» **Directive**
Write out all lines holding the word "plants".

— Start of Stored rows —

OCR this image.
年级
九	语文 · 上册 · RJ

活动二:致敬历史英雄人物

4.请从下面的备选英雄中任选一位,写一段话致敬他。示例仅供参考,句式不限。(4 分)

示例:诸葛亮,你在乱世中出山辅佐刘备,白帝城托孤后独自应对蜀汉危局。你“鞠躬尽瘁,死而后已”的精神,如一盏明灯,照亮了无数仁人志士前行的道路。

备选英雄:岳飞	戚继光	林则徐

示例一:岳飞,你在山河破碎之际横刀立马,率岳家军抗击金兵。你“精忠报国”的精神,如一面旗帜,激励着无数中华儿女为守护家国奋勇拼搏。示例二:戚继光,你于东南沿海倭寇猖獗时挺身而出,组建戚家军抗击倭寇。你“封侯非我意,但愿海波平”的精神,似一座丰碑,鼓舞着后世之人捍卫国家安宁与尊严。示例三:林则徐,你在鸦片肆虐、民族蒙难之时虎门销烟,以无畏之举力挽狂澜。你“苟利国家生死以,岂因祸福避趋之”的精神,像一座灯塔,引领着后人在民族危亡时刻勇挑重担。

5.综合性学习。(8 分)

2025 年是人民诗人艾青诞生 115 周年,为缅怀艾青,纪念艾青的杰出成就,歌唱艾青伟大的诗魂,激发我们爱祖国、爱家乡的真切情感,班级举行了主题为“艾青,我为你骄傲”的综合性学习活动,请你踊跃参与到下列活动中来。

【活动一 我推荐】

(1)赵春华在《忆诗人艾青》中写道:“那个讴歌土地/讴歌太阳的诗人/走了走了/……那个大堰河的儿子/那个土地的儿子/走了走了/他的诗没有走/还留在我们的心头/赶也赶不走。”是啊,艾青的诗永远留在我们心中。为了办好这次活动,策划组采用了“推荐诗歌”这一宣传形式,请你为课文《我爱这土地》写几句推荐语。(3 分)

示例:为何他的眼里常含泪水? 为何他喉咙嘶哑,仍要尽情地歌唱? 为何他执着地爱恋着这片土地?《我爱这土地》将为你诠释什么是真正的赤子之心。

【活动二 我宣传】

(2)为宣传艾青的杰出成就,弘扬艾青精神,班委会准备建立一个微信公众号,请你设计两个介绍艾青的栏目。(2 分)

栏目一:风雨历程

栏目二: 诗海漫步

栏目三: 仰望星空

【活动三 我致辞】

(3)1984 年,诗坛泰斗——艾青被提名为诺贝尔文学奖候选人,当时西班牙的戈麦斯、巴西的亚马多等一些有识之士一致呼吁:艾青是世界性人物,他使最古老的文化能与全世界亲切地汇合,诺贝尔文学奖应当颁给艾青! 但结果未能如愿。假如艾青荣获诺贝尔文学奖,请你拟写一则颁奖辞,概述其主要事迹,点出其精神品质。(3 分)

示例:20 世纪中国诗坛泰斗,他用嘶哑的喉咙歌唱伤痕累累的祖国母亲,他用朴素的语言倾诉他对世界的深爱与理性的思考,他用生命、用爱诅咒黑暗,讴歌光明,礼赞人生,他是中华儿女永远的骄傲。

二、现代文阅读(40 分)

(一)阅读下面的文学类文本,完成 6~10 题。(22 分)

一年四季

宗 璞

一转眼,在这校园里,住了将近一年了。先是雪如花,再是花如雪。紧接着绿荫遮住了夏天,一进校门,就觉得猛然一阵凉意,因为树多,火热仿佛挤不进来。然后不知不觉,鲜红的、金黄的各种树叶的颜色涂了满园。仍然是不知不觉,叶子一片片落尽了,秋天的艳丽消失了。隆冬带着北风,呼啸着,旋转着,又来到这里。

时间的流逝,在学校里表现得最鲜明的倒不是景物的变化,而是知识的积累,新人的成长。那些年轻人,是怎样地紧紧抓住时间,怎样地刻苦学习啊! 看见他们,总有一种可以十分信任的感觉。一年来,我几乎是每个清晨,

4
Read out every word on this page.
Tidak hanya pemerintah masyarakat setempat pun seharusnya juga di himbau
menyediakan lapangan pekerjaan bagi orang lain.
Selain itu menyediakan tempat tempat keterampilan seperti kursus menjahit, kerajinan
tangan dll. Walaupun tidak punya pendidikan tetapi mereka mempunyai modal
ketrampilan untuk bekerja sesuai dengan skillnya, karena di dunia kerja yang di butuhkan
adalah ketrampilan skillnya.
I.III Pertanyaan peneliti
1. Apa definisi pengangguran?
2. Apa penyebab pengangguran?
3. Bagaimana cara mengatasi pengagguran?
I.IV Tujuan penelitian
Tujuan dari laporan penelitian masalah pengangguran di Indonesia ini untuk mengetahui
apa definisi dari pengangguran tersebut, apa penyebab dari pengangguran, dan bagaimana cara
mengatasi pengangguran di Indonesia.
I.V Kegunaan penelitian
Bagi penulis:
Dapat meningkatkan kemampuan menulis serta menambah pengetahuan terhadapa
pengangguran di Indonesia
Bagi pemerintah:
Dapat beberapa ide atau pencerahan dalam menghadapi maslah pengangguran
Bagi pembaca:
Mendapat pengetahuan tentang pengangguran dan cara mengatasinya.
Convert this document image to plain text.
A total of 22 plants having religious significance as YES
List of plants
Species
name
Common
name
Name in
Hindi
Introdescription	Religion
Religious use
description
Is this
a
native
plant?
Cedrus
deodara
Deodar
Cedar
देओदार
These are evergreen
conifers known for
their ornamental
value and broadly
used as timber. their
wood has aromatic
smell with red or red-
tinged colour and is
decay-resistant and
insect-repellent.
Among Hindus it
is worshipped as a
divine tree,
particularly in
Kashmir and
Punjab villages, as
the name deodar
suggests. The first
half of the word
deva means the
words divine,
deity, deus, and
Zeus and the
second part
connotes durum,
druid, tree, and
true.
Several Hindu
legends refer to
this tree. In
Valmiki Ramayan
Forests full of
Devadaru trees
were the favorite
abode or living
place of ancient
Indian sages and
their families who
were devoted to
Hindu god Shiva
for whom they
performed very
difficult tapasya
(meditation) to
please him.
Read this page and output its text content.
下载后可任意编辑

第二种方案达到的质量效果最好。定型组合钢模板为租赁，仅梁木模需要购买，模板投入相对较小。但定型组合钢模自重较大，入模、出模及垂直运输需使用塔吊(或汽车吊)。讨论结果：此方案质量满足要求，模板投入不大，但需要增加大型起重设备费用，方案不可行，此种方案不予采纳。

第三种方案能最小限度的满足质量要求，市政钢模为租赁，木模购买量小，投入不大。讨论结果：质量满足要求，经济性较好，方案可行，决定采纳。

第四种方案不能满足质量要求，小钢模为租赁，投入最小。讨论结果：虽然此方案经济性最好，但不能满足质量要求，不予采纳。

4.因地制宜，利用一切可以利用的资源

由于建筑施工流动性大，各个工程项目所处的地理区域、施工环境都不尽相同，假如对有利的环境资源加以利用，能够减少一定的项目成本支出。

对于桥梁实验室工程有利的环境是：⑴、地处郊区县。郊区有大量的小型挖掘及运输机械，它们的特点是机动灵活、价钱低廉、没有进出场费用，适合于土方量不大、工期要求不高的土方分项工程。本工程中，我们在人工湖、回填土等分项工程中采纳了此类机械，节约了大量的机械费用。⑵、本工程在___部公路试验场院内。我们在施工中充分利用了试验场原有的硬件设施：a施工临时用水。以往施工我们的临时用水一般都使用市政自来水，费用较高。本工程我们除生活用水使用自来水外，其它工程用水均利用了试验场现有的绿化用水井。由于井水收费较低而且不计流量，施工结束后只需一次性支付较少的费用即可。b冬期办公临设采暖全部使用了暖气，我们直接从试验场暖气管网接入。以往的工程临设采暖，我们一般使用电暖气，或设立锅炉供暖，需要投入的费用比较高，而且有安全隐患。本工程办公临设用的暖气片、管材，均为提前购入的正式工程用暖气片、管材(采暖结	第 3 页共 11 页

— End of Stored rows —

» **Exercise output**
A total of 22 plants having religious significance as YES
List of plants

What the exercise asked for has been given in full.